Task goal:
In the data below, find every line that has the string "entities", and copy it.

Given records:
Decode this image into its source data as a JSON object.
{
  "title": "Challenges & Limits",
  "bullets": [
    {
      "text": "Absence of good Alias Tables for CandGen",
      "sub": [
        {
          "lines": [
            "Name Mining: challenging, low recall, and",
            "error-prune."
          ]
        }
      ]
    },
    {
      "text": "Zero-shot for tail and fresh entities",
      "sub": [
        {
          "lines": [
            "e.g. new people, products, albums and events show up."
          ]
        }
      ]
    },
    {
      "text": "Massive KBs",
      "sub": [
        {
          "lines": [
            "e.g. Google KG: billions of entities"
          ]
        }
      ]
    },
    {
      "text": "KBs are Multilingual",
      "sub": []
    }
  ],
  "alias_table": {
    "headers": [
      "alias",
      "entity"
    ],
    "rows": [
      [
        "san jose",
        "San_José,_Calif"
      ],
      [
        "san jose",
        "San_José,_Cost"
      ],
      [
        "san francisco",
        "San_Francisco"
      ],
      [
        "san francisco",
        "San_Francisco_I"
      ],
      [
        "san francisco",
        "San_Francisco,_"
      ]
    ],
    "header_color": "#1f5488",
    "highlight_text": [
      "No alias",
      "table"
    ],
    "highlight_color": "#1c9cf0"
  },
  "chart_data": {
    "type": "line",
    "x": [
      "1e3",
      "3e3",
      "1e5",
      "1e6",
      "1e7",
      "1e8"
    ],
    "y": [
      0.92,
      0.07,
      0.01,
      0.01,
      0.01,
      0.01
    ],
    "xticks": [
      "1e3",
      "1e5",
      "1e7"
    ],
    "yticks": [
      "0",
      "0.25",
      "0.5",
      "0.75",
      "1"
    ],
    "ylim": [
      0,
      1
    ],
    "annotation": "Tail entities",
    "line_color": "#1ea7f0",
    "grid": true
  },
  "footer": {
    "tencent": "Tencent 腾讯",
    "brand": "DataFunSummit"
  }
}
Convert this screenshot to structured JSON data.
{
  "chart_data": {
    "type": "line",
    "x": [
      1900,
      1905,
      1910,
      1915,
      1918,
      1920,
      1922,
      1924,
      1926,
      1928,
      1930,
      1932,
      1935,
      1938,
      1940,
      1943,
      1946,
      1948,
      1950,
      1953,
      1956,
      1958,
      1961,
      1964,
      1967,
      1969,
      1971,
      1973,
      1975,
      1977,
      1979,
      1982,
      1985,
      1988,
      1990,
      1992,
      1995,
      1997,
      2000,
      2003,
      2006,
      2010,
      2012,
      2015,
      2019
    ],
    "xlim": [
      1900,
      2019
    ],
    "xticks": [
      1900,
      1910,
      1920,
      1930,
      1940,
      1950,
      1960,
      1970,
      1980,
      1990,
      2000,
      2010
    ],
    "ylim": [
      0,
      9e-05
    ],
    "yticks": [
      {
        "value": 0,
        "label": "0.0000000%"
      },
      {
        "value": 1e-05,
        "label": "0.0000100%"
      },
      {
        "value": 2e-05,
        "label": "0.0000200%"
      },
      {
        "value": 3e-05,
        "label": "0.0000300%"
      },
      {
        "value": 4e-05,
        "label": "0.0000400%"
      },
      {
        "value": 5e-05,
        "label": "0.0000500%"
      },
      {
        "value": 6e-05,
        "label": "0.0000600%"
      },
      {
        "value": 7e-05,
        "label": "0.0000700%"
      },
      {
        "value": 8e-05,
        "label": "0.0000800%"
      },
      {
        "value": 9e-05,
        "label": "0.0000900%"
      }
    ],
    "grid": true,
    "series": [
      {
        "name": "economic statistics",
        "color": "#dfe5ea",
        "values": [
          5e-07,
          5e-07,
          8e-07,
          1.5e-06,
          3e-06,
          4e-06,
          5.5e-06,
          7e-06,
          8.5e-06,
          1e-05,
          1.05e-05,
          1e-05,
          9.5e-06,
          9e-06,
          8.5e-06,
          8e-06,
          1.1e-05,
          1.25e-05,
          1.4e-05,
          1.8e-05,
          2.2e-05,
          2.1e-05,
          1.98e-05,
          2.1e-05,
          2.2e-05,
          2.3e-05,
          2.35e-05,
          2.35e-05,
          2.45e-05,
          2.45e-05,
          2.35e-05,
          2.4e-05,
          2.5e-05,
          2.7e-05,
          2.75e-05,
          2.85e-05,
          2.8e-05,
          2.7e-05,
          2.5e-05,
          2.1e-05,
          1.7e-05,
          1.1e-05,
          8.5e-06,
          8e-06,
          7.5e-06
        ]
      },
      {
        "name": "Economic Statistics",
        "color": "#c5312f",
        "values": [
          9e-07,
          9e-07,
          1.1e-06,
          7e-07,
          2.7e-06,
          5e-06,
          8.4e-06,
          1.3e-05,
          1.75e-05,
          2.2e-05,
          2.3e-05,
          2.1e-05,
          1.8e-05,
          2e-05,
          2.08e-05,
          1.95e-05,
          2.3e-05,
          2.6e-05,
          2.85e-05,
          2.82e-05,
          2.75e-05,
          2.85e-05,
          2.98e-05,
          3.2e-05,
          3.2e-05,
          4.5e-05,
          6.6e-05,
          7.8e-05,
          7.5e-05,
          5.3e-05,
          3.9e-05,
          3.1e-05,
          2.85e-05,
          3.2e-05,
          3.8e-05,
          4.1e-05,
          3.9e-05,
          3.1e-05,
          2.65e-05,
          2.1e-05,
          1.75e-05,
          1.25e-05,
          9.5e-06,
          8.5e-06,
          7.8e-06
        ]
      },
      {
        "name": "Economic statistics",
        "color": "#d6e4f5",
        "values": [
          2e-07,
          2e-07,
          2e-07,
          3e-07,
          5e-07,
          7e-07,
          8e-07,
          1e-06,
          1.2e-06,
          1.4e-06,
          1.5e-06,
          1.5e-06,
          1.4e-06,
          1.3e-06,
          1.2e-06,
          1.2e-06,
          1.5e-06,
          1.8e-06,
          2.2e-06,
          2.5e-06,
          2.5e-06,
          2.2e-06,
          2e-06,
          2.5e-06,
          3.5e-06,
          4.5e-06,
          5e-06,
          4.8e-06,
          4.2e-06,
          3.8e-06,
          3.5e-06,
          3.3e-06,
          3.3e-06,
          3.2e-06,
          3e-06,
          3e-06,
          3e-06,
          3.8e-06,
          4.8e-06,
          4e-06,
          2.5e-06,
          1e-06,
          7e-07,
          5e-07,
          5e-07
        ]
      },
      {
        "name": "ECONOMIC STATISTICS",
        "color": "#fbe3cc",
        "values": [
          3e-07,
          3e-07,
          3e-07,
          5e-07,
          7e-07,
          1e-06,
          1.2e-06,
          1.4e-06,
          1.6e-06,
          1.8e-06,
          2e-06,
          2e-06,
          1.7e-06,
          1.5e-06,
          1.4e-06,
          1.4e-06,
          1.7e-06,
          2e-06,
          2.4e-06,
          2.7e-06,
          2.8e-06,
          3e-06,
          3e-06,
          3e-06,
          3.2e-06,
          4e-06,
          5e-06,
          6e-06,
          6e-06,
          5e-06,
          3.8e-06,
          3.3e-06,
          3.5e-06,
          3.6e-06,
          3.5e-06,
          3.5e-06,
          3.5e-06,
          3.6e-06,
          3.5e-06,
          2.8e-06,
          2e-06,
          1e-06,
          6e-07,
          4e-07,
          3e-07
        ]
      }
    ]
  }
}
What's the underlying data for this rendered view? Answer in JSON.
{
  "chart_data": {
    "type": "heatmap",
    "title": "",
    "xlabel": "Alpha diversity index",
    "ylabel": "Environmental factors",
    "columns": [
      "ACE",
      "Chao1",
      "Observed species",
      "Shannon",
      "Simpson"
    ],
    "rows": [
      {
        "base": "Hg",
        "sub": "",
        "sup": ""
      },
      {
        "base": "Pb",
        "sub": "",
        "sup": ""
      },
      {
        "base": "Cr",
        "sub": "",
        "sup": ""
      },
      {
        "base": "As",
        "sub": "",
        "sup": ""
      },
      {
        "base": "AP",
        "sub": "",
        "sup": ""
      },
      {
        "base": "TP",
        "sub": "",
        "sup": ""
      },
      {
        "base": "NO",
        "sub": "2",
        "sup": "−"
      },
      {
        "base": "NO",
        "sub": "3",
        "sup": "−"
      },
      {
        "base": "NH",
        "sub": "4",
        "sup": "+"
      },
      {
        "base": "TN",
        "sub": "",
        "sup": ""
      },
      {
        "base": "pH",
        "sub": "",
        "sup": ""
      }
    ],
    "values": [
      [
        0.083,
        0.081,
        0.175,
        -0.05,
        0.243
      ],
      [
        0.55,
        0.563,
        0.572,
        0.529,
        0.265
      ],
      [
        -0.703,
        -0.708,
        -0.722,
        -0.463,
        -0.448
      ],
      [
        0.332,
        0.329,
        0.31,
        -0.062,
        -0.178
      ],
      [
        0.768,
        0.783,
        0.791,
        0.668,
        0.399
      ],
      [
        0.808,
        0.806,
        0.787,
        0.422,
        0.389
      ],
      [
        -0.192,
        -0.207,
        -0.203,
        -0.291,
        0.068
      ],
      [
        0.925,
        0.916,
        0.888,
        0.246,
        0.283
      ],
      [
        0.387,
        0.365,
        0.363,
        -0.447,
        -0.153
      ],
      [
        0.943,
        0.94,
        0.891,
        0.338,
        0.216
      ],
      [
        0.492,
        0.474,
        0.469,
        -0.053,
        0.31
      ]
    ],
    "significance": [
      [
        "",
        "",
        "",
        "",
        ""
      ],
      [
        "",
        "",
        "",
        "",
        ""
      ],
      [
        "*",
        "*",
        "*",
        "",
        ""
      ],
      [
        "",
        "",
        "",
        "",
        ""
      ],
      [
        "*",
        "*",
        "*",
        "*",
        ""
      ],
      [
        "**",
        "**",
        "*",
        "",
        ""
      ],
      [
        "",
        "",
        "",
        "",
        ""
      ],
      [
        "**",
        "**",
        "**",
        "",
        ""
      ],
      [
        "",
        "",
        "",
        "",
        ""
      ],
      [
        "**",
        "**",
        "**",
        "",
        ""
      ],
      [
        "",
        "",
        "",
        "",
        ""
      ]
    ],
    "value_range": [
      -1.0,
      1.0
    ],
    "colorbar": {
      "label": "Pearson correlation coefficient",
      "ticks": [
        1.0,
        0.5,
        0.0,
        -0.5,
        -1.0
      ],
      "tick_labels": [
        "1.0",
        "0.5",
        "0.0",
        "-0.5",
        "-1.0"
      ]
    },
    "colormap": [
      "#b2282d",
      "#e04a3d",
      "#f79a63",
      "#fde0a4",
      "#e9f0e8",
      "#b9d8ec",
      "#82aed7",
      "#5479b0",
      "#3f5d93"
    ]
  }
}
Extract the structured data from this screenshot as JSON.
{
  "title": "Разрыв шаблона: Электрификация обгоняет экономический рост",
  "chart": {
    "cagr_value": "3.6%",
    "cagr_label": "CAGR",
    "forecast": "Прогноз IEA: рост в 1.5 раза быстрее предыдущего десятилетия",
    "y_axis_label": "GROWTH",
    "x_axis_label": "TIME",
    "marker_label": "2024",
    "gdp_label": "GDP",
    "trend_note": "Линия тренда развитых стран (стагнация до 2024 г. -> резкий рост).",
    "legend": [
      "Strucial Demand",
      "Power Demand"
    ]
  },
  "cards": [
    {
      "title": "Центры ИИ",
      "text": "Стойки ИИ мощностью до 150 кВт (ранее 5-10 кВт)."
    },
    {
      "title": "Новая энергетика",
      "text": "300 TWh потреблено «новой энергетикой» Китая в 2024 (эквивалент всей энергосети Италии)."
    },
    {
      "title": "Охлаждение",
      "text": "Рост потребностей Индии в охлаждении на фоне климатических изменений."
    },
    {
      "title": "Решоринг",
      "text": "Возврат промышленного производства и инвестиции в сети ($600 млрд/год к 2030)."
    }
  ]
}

Solution to this problem:
      "text": "Zero-shot for tail and fresh entities",
            "e.g. Google KG: billions of entities"
    "annotation": "Tail entities",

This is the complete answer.